Problem details. Which lines hold the word "name"? Copy each one.
═══ Exercise material
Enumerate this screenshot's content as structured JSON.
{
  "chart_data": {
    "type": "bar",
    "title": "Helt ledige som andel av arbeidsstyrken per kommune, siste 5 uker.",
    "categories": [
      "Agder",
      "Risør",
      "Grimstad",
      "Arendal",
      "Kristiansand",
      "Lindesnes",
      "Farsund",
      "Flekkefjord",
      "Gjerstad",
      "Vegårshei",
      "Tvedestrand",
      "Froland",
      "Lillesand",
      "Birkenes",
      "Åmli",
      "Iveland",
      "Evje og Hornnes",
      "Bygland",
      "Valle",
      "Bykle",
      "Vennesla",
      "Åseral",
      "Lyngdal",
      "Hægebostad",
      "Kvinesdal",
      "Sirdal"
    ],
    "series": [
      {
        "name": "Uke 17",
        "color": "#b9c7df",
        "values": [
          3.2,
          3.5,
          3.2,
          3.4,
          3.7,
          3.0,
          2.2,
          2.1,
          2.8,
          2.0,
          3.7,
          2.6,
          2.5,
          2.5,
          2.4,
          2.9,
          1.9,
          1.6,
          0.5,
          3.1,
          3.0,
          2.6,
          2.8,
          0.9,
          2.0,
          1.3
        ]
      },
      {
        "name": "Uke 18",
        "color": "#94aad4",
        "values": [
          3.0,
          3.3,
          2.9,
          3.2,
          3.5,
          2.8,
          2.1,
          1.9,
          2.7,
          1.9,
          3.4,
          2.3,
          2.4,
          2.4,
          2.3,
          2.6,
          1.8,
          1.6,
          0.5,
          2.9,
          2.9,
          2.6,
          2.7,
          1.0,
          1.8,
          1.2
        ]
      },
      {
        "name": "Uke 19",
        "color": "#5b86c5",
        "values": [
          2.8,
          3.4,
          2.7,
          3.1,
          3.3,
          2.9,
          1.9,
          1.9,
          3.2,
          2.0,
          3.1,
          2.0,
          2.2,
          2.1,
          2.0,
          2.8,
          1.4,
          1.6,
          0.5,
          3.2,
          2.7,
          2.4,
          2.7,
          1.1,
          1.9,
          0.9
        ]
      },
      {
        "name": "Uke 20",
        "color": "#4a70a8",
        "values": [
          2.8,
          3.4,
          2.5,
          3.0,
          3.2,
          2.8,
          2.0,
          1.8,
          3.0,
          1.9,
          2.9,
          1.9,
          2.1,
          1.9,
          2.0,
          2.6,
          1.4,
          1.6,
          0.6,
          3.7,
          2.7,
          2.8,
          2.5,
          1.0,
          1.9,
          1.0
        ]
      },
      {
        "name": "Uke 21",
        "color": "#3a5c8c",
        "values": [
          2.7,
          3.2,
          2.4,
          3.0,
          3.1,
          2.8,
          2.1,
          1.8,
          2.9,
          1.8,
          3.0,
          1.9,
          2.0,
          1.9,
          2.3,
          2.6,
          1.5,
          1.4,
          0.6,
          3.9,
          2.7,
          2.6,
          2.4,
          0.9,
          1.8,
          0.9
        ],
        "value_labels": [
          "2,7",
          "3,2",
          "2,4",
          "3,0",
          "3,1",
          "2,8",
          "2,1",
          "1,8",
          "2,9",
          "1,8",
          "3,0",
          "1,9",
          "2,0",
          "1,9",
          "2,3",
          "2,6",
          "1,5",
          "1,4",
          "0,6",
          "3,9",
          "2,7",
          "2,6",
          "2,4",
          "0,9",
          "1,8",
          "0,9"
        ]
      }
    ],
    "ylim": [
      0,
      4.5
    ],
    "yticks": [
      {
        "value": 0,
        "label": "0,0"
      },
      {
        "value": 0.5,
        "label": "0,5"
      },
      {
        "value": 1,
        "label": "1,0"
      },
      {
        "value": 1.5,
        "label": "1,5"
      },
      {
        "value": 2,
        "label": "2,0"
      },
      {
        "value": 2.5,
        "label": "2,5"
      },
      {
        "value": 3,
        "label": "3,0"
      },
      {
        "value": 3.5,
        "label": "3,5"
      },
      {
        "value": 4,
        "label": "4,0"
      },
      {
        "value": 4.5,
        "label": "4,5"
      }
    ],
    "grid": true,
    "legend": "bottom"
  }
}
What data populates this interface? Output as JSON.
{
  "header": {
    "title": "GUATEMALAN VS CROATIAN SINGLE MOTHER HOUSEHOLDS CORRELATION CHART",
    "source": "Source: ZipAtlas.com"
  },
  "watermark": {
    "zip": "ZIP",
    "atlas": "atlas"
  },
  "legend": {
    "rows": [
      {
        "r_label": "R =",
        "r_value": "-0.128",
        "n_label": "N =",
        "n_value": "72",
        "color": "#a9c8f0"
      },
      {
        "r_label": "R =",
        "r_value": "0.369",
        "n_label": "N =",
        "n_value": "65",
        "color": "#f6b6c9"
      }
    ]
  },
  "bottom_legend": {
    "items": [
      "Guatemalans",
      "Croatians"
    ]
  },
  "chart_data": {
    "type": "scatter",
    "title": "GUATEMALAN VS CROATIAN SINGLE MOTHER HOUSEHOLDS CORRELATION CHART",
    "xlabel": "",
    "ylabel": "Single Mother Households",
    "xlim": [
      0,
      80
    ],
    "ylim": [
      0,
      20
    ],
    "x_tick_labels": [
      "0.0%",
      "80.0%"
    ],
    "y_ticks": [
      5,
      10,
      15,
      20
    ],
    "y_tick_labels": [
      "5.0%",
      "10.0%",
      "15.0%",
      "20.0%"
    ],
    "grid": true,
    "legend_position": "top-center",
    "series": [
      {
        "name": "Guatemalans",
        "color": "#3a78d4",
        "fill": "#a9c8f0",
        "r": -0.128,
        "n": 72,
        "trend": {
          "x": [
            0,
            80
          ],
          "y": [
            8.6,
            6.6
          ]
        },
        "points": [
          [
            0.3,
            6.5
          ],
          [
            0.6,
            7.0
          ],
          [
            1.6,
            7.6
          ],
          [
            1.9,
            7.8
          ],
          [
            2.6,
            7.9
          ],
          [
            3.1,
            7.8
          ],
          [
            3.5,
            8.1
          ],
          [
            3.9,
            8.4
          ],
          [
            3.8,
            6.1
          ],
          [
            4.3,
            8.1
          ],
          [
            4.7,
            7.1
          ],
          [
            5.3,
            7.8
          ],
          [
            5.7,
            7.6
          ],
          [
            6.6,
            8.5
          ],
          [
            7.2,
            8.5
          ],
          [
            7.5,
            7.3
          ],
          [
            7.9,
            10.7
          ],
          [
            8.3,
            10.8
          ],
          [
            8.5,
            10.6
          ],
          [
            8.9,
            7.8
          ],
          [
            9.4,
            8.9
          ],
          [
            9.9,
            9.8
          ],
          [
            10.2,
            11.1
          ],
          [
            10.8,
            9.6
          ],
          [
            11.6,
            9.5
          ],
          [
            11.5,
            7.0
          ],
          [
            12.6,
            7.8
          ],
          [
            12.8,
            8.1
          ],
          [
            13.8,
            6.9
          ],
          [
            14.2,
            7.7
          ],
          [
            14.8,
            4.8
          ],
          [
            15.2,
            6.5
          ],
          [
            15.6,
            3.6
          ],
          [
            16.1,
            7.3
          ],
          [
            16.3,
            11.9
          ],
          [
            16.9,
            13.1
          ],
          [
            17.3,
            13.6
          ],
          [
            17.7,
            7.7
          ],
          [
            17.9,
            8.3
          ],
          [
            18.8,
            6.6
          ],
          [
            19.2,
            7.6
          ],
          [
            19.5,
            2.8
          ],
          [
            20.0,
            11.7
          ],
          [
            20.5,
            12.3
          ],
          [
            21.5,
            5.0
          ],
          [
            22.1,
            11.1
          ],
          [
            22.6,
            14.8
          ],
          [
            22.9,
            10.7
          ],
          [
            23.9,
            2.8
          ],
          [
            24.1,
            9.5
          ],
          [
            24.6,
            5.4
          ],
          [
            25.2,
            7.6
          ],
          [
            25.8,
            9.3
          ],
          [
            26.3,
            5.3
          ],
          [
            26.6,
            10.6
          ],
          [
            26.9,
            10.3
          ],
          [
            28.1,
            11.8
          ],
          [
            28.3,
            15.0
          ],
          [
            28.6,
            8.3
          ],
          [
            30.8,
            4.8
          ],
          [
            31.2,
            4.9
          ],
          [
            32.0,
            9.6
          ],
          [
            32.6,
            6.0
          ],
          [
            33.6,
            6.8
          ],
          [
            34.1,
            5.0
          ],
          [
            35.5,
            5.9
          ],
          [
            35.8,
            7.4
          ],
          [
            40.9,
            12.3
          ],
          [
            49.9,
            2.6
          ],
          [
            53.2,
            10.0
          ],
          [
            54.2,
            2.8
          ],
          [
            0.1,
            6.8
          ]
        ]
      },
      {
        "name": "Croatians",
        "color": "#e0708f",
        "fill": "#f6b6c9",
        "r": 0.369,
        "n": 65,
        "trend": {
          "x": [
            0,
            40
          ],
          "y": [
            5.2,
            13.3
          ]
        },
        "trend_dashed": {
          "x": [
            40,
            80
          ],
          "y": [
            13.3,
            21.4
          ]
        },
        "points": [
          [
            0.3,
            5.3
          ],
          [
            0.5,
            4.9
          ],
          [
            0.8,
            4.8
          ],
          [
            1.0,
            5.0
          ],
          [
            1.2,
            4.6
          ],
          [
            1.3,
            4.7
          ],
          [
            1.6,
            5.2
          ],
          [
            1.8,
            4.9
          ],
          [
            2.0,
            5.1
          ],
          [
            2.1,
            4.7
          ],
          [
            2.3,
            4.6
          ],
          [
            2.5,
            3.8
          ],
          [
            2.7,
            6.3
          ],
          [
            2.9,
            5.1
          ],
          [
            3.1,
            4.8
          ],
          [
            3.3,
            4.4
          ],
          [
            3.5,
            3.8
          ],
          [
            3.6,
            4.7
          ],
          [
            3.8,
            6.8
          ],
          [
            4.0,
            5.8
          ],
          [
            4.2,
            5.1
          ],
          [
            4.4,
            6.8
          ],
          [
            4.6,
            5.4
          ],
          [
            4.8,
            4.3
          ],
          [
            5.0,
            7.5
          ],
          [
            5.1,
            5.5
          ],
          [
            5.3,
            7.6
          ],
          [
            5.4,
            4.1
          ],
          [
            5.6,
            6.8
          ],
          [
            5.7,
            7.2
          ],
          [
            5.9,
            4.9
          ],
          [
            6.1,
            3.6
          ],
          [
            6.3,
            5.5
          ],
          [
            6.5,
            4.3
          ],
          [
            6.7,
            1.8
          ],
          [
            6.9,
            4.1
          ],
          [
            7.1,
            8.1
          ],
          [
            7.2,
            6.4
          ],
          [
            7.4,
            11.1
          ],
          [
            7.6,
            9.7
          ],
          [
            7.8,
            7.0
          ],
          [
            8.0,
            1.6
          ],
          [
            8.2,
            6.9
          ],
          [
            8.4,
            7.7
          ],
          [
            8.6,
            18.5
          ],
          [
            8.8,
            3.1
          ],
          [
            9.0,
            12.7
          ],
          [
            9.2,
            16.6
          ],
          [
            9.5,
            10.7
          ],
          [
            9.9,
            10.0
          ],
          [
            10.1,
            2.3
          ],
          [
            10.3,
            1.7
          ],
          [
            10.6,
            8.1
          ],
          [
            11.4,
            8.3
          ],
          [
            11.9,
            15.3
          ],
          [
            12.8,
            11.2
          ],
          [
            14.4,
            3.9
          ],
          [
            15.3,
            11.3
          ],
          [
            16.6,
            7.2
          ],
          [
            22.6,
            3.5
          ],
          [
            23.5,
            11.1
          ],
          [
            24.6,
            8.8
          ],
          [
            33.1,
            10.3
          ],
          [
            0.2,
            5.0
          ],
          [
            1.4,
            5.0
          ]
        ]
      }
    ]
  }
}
══════
Exercise output.
        "name": "Uke 17",
        "name": "Uke 18",
        "name": "Uke 19",
        "name": "Uke 20",
        "name": "Uke 21",
        "name": "Guatemalans",
        "name": "Croatians",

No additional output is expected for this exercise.